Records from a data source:
───

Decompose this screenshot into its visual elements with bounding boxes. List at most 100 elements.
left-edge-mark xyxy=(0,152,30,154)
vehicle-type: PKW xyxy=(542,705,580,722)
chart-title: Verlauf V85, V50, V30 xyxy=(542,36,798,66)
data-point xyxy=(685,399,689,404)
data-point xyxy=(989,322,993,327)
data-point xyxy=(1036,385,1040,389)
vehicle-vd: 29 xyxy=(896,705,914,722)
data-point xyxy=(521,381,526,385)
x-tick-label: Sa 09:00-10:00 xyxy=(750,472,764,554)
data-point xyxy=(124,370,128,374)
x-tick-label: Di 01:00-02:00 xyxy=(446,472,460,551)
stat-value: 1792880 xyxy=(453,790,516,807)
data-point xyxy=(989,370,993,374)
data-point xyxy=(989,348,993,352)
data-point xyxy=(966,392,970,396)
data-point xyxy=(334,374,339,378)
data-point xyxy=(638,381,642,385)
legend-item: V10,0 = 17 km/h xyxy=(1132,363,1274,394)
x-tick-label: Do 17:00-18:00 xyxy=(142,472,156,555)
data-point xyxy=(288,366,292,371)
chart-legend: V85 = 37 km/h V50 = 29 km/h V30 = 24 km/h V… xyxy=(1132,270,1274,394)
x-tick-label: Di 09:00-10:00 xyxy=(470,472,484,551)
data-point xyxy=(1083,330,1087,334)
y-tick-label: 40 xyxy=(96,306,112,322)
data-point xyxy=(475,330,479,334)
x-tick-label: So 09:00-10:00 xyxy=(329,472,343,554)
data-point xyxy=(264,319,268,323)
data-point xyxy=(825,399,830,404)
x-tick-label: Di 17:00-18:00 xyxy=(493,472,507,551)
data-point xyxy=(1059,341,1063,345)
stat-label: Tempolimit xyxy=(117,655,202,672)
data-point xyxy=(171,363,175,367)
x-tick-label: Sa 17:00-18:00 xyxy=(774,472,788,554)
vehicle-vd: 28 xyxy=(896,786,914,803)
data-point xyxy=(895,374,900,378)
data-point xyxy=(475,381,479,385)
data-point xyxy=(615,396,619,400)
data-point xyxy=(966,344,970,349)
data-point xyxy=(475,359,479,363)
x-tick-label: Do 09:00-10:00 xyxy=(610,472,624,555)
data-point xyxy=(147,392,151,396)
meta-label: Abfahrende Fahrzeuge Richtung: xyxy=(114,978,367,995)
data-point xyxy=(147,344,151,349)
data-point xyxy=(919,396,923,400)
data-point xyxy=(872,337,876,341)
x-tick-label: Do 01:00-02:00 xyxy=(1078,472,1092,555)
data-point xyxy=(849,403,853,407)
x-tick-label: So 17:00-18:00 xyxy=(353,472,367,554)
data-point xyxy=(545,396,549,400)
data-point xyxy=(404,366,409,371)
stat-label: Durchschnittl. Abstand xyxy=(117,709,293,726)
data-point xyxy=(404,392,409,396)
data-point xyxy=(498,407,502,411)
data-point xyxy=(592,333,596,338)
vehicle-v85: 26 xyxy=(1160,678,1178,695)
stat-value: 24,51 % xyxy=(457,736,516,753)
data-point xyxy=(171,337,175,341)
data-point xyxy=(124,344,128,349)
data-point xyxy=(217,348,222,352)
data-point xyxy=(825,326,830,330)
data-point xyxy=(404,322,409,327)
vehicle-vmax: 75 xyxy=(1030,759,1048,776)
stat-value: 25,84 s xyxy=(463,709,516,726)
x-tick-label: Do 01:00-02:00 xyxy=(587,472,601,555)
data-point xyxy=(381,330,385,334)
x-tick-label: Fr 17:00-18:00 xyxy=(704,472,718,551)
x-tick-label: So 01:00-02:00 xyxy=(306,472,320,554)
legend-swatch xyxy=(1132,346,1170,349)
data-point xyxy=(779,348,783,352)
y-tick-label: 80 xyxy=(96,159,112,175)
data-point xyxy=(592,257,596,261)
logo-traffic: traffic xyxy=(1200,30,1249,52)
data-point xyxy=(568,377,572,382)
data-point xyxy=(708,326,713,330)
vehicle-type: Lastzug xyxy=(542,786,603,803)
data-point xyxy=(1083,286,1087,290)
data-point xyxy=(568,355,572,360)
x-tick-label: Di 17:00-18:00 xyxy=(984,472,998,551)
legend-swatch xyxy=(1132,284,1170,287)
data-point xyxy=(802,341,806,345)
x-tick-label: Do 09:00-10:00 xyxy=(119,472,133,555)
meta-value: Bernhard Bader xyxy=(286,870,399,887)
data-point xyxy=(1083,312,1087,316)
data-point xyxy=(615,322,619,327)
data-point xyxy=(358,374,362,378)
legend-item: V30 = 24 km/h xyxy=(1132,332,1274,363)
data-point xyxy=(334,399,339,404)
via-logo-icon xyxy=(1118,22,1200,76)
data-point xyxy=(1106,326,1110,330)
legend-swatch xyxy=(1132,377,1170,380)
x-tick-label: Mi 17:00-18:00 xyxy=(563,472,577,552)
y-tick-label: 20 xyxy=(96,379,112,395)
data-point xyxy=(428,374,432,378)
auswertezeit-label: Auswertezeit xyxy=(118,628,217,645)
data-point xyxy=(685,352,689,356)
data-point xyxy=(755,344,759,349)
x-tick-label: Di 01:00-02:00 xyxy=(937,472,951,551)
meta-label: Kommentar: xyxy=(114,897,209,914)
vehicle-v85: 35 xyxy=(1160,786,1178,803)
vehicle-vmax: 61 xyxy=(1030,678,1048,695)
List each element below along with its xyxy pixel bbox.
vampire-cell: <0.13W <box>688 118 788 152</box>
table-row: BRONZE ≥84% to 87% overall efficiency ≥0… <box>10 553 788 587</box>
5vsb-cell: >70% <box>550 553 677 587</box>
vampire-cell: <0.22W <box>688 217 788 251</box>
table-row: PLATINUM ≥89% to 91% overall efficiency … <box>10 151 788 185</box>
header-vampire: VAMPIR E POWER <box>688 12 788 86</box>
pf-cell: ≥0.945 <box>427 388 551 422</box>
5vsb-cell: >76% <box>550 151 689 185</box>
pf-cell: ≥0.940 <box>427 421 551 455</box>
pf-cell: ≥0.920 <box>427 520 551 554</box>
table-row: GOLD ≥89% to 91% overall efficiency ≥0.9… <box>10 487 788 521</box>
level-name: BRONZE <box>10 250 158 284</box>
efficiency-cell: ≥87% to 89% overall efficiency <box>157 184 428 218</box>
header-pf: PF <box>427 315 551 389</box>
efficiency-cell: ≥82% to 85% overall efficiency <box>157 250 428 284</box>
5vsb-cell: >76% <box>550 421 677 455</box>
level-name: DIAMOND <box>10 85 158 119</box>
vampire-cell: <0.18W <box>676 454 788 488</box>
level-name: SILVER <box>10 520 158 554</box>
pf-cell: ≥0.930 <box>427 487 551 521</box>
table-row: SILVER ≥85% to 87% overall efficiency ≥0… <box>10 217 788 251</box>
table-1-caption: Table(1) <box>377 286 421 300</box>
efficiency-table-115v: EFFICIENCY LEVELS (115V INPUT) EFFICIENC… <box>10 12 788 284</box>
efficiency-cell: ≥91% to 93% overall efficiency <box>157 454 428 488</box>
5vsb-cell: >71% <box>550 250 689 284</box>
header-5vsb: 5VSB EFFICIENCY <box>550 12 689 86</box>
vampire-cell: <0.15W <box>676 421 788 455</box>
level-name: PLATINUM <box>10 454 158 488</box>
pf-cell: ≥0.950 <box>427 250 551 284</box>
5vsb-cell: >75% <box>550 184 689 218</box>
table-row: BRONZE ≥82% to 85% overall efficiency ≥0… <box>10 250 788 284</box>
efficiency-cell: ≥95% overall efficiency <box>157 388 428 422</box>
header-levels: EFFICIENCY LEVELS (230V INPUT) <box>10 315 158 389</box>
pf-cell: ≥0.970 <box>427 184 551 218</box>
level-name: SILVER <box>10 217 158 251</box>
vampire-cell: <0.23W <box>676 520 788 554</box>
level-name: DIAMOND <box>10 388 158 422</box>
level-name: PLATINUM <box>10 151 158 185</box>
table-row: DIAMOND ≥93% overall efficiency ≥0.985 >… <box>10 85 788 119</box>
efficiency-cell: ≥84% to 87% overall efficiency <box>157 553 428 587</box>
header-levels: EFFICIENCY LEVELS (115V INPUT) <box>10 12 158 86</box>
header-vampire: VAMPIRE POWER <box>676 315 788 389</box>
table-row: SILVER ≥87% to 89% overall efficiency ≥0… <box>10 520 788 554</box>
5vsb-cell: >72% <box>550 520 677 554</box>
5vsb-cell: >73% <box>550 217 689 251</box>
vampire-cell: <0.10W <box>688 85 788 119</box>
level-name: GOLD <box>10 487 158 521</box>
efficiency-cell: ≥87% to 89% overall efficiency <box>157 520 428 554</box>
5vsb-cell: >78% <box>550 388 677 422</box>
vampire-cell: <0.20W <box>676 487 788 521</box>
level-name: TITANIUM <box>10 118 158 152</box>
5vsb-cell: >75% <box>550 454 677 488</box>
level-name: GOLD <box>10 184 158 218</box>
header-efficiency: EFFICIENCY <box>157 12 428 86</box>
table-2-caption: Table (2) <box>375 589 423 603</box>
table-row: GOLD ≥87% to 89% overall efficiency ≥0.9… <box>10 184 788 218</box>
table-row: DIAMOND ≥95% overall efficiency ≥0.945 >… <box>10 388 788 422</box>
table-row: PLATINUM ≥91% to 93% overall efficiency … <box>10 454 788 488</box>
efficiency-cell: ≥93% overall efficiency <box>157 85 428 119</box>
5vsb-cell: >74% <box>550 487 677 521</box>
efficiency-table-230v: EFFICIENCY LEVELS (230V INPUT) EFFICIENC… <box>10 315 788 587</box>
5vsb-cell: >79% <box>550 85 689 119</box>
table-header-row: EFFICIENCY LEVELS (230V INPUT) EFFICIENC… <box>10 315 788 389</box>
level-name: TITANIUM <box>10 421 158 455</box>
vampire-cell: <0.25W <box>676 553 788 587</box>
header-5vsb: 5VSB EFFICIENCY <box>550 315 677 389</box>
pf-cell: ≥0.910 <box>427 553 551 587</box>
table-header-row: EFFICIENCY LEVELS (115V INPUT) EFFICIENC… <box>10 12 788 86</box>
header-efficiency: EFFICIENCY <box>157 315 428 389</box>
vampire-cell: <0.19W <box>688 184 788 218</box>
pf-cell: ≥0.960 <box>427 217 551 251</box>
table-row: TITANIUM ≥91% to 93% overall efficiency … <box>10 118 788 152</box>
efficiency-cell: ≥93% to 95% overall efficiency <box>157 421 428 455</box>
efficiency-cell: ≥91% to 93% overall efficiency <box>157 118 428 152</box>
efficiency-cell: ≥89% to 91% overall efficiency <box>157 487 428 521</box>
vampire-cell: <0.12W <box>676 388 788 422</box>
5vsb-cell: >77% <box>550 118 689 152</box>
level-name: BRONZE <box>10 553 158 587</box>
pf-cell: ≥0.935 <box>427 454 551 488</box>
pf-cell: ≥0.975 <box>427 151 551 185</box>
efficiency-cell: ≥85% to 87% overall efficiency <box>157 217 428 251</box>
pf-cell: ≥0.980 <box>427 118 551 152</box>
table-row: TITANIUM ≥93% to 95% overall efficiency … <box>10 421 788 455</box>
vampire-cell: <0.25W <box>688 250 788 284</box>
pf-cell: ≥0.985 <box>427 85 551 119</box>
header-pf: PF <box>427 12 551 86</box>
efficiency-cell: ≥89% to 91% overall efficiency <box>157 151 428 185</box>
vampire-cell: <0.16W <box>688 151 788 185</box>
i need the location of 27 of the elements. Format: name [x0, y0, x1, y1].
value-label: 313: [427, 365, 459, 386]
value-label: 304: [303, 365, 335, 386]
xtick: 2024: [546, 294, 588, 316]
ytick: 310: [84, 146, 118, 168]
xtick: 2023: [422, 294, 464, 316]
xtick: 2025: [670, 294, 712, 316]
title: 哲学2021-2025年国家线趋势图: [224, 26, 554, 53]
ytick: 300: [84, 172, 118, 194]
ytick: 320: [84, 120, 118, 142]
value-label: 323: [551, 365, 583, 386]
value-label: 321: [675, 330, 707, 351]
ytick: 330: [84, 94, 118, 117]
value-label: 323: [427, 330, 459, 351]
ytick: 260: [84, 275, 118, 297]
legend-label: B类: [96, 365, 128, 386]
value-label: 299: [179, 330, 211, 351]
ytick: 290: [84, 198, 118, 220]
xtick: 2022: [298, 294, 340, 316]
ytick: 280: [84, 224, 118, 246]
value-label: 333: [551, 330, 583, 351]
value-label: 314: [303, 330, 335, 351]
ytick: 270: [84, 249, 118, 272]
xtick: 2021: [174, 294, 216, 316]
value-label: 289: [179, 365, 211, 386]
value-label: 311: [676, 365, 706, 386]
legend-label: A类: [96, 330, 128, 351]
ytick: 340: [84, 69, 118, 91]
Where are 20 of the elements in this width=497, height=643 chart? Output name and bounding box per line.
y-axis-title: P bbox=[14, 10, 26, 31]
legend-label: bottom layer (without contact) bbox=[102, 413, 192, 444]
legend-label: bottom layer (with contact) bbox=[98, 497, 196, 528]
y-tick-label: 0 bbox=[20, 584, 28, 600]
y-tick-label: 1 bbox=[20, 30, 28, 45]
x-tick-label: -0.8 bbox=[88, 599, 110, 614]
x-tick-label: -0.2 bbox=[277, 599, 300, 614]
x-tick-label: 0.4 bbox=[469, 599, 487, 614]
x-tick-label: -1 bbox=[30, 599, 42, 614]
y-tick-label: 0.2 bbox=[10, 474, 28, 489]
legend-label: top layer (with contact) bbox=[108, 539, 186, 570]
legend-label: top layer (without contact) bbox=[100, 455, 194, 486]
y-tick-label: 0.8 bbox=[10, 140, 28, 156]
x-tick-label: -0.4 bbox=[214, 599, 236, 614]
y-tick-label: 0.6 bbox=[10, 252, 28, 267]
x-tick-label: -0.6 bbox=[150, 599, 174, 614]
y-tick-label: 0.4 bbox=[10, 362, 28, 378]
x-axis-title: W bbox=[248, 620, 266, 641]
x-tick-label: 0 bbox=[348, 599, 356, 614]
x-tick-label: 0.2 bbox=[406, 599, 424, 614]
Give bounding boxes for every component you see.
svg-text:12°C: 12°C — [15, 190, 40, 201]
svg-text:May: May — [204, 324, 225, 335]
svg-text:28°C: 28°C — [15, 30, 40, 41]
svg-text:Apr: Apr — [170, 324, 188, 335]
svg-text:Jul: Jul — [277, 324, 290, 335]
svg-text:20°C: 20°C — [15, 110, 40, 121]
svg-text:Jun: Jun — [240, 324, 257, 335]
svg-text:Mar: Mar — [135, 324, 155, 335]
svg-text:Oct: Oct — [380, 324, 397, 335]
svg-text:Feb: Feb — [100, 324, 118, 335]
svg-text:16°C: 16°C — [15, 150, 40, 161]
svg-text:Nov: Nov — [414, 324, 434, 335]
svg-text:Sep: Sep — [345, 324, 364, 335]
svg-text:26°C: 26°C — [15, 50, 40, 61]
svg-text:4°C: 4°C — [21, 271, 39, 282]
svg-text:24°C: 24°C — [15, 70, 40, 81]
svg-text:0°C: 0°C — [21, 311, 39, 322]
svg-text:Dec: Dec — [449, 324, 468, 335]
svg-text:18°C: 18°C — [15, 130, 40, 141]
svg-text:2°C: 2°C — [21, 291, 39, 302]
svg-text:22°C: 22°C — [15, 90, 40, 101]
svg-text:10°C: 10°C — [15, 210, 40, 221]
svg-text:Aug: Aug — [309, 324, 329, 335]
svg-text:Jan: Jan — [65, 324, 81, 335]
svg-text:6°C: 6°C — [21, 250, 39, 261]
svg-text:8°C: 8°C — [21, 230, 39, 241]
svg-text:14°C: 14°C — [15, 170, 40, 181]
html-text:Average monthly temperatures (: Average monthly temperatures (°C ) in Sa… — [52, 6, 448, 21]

───

EXERCISE INSTRUCTIONS: Please rewrite everything from the start of the data down through the line containing "data-point xyxy=(685,399,689,404)" as a Markdown table with the columns Row and Line, leaving out any blank lines.

TASK SOLUTION:
| Row | Line |
|---|---|
| 1 | Decompose this screenshot into its visual elements with bounding boxes. List at most 100 elements. |
| 2 | left-edge-mark xyxy=(0,152,30,154) |
| 3 | vehicle-type: PKW xyxy=(542,705,580,722) |
| 4 | chart-title: Verlauf V85, V50, V30 xyxy=(542,36,798,66) |
| 5 | data-point xyxy=(685,399,689,404) |